begin DATA SUPPLIED

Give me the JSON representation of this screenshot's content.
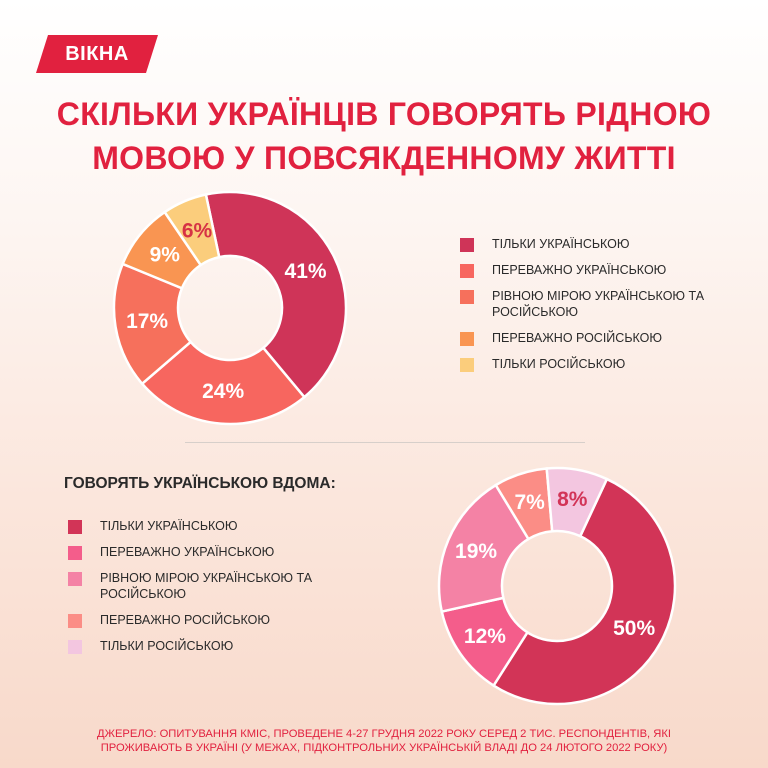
{
  "logo": {
    "text": "ВІКНА",
    "color": "#e1213f"
  },
  "title": {
    "line1": "СКІЛЬКИ УКРАЇНЦІВ ГОВОРЯТЬ РІДНОЮ",
    "line2": "МОВОЮ У ПОВСЯКДЕННОМУ ЖИТТІ"
  },
  "subheading": "ГОВОРЯТЬ УКРАЇНСЬКОЮ ВДОМА:",
  "source": {
    "line1": "ДЖЕРЕЛО: ОПИТУВАННЯ КМІС, ПРОВЕДЕНЕ 4-27 ГРУДНЯ 2022 РОКУ СЕРЕД 2 ТИС. РЕСПОНДЕНТІВ, ЯКІ",
    "line2": "ПРОЖИВАЮТЬ В УКРАЇНІ (У МЕЖАХ, ПІДКОНТРОЛЬНИХ УКРАЇНСЬКІЙ ВЛАДІ ДО 24 ЛЮТОГО 2022 РОКУ)"
  },
  "chart_data": [
    {
      "type": "pie",
      "donut": true,
      "title": "СКІЛЬКИ УКРАЇНЦІВ ГОВОРЯТЬ РІДНОЮ МОВОЮ У ПОВСЯКДЕННОМУ ЖИТТІ",
      "legend_position": "right",
      "categories": [
        "ТІЛЬКИ УКРАЇНСЬКОЮ",
        "ПЕРЕВАЖНО УКРАЇНСЬКОЮ",
        "РІВНОЮ МІРОЮ УКРАЇНСЬКОЮ ТА РОСІЙСЬКОЮ",
        "ПЕРЕВАЖНО РОСІЙСЬКОЮ",
        "ТІЛЬКИ РОСІЙСЬКОЮ"
      ],
      "values": [
        41,
        24,
        17,
        9,
        6
      ],
      "labels": [
        "41%",
        "24%",
        "17%",
        "9%",
        "6%"
      ],
      "colors": [
        "#cf3458",
        "#f7665f",
        "#f6705c",
        "#f99552",
        "#fbcd7c"
      ],
      "label_colors": [
        "#ffffff",
        "#ffffff",
        "#ffffff",
        "#ffffff",
        "#d63245"
      ]
    },
    {
      "type": "pie",
      "donut": true,
      "title": "ГОВОРЯТЬ УКРАЇНСЬКОЮ ВДОМА:",
      "legend_position": "left",
      "categories": [
        "ТІЛЬКИ УКРАЇНСЬКОЮ",
        "ПЕРЕВАЖНО УКРАЇНСЬКОЮ",
        "РІВНОЮ МІРОЮ УКРАЇНСЬКОЮ ТА РОСІЙСЬКОЮ",
        "ПЕРЕВАЖНО РОСІЙСЬКОЮ",
        "ТІЛЬКИ РОСІЙСЬКОЮ"
      ],
      "values": [
        50,
        12,
        19,
        7,
        8
      ],
      "labels": [
        "50%",
        "12%",
        "19%",
        "7%",
        "8%"
      ],
      "colors": [
        "#d23457",
        "#f45d8b",
        "#f482a5",
        "#fb8d86",
        "#f3c6e0"
      ],
      "label_colors": [
        "#ffffff",
        "#ffffff",
        "#ffffff",
        "#ffffff",
        "#d23457"
      ]
    }
  ]
}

end DATA SUPPLIED

**TASK TO COMPLETE:**
Look through the entries above; copy each line where the string "ЖИТТІ" appears.

**RESULT OF THIS TASK:**
    "line2": "МОВОЮ У ПОВСЯКДЕННОМУ ЖИТТІ"
      "title": "СКІЛЬКИ УКРАЇНЦІВ ГОВОРЯТЬ РІДНОЮ МОВОЮ У ПОВСЯКДЕННОМУ ЖИТТІ",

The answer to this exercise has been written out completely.